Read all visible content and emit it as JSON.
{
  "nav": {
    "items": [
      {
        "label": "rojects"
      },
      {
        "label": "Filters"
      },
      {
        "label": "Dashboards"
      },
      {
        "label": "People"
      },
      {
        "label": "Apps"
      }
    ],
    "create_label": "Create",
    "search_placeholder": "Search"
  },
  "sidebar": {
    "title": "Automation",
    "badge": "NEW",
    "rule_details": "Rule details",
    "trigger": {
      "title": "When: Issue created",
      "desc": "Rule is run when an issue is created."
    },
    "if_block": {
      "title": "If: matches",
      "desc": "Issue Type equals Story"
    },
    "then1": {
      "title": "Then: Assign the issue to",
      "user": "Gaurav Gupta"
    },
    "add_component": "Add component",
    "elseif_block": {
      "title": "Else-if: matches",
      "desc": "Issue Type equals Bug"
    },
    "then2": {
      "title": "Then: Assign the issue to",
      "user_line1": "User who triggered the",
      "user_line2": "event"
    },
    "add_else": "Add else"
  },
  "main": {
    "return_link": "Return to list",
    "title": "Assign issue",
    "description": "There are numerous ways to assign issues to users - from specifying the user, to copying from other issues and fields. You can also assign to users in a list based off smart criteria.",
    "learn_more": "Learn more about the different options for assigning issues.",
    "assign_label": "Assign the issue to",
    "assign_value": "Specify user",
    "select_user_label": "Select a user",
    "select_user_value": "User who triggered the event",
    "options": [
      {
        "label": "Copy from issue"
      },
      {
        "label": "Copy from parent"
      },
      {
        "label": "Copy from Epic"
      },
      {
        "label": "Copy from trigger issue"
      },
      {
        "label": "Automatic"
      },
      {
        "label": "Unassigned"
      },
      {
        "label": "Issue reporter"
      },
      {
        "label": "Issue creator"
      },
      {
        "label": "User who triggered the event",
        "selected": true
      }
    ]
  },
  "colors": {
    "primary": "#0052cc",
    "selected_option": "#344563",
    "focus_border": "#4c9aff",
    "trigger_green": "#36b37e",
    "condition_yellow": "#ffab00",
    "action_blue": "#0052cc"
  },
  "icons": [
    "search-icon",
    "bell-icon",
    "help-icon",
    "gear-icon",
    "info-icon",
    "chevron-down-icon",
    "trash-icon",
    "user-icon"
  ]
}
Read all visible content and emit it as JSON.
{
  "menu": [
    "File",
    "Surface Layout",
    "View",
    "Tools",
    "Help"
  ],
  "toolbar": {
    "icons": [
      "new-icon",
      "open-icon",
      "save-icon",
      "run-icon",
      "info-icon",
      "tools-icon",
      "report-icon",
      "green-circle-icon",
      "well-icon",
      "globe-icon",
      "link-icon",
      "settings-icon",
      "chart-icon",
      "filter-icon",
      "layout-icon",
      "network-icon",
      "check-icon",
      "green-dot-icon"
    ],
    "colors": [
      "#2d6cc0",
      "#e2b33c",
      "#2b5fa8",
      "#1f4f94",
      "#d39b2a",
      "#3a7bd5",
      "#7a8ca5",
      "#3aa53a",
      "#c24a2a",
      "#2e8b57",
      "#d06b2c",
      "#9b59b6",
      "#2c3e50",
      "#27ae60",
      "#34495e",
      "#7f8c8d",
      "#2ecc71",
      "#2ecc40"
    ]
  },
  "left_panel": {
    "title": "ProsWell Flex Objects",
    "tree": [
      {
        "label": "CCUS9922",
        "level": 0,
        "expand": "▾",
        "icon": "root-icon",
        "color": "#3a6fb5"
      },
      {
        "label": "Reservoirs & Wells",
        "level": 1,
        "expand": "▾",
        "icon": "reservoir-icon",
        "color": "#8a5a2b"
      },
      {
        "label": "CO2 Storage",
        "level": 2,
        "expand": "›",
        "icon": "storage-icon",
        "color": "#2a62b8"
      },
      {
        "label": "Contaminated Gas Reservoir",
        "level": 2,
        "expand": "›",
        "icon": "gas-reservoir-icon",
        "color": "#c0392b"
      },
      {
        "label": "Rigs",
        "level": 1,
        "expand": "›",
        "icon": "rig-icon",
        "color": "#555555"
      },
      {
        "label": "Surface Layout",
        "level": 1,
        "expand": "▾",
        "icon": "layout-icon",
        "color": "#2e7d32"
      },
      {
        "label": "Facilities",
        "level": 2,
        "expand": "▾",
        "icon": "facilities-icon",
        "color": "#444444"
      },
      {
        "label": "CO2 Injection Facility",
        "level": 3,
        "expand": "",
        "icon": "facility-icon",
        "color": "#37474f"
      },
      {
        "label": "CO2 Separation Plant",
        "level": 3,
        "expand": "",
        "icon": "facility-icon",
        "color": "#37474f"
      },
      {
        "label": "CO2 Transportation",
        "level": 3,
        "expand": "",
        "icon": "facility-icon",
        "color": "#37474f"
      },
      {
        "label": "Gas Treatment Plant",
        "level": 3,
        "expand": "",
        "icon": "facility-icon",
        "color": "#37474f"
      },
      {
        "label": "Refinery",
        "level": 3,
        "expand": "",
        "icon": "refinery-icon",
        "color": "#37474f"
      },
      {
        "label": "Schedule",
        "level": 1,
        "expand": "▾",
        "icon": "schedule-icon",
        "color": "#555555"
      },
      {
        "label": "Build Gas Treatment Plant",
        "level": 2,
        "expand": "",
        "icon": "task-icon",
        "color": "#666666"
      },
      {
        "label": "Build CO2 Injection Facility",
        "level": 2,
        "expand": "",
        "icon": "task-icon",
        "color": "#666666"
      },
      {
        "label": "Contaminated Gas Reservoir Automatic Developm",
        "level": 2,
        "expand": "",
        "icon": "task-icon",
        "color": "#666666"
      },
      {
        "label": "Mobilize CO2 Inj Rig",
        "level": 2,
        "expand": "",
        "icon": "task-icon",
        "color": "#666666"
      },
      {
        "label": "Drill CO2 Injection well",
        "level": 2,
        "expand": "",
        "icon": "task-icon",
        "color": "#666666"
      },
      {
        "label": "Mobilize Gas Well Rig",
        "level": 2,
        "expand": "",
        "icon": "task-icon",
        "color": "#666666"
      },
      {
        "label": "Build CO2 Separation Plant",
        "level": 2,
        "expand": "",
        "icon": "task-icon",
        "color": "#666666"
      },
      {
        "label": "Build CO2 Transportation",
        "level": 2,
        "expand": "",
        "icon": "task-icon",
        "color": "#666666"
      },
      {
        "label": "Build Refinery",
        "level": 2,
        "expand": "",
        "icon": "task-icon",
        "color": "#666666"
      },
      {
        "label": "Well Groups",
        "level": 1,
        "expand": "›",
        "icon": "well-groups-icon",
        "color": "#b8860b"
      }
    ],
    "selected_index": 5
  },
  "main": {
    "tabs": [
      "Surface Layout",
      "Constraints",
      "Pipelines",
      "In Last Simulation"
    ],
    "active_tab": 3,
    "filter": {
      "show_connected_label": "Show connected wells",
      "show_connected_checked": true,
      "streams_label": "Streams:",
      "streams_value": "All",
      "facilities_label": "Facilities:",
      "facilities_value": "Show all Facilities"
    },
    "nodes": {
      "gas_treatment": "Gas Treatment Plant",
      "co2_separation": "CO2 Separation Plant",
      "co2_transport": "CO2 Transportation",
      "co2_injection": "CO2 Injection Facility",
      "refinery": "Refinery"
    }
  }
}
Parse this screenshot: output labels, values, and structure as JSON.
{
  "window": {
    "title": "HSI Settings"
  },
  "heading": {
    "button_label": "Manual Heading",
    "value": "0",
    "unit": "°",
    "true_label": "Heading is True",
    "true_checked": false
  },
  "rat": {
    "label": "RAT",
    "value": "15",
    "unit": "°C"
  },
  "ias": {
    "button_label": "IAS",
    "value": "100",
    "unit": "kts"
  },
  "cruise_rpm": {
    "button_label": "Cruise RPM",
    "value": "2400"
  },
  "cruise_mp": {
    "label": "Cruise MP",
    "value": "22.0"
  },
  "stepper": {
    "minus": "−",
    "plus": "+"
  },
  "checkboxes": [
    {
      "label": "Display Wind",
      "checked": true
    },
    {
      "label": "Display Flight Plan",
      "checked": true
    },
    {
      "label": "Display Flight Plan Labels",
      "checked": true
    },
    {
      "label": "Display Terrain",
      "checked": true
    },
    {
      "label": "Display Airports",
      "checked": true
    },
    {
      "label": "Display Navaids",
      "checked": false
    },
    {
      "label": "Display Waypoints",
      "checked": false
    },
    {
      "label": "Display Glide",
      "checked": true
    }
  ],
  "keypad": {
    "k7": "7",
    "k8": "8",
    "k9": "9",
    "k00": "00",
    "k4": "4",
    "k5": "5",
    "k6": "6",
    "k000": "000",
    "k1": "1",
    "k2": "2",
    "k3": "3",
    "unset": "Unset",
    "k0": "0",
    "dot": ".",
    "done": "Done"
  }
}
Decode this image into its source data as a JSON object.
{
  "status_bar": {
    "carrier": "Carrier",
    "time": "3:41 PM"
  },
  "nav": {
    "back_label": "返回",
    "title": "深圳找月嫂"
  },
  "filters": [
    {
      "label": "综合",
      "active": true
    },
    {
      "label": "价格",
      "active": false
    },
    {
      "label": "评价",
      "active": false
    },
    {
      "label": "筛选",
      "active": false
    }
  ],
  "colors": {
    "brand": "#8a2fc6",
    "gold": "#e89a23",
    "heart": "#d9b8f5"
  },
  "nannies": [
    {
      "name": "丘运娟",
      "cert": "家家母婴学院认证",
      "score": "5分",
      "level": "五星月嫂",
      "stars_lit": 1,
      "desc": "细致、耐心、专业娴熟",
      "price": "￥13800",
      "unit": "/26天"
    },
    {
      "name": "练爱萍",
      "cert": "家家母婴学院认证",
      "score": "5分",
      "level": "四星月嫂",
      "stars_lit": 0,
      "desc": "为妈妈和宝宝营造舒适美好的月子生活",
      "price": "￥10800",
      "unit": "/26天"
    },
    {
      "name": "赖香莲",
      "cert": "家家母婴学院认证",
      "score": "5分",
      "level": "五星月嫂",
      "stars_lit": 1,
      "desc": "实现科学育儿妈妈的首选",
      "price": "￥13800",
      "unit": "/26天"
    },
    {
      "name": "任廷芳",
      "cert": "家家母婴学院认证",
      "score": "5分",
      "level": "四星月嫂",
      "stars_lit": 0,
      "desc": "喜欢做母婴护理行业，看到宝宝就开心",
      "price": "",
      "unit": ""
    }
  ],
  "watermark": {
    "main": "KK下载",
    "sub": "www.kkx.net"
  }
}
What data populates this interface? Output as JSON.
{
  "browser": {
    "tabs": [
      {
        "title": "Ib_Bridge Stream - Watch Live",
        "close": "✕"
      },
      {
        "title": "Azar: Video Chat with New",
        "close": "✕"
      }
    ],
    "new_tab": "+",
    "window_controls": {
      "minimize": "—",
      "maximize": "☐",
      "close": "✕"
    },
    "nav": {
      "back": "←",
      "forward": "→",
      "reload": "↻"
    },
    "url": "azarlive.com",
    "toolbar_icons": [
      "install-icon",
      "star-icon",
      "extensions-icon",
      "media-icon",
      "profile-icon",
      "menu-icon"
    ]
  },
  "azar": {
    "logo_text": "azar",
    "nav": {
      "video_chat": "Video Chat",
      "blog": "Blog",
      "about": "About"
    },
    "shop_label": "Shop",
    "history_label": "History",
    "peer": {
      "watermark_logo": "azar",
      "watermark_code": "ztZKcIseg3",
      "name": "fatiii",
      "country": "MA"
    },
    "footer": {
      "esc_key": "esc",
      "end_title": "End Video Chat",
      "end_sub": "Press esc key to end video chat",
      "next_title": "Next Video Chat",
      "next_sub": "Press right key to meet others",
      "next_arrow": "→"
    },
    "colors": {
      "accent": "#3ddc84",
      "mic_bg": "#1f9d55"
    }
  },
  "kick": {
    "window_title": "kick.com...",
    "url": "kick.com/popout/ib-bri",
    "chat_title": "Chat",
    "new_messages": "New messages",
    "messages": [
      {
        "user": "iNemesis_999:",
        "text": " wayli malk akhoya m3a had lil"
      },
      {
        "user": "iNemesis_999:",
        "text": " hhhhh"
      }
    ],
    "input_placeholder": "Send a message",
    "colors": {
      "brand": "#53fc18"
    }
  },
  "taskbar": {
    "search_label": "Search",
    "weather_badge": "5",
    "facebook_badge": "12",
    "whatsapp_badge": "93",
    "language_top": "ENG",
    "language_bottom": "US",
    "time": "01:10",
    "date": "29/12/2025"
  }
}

YOUR TASK. Select and copy each line from the data that includes the word "Automatic".

RESPONSE TO THIS EXERCISE.
        "label": "Automatic"
        "label": "Contaminated Gas Reservoir Automatic Developm",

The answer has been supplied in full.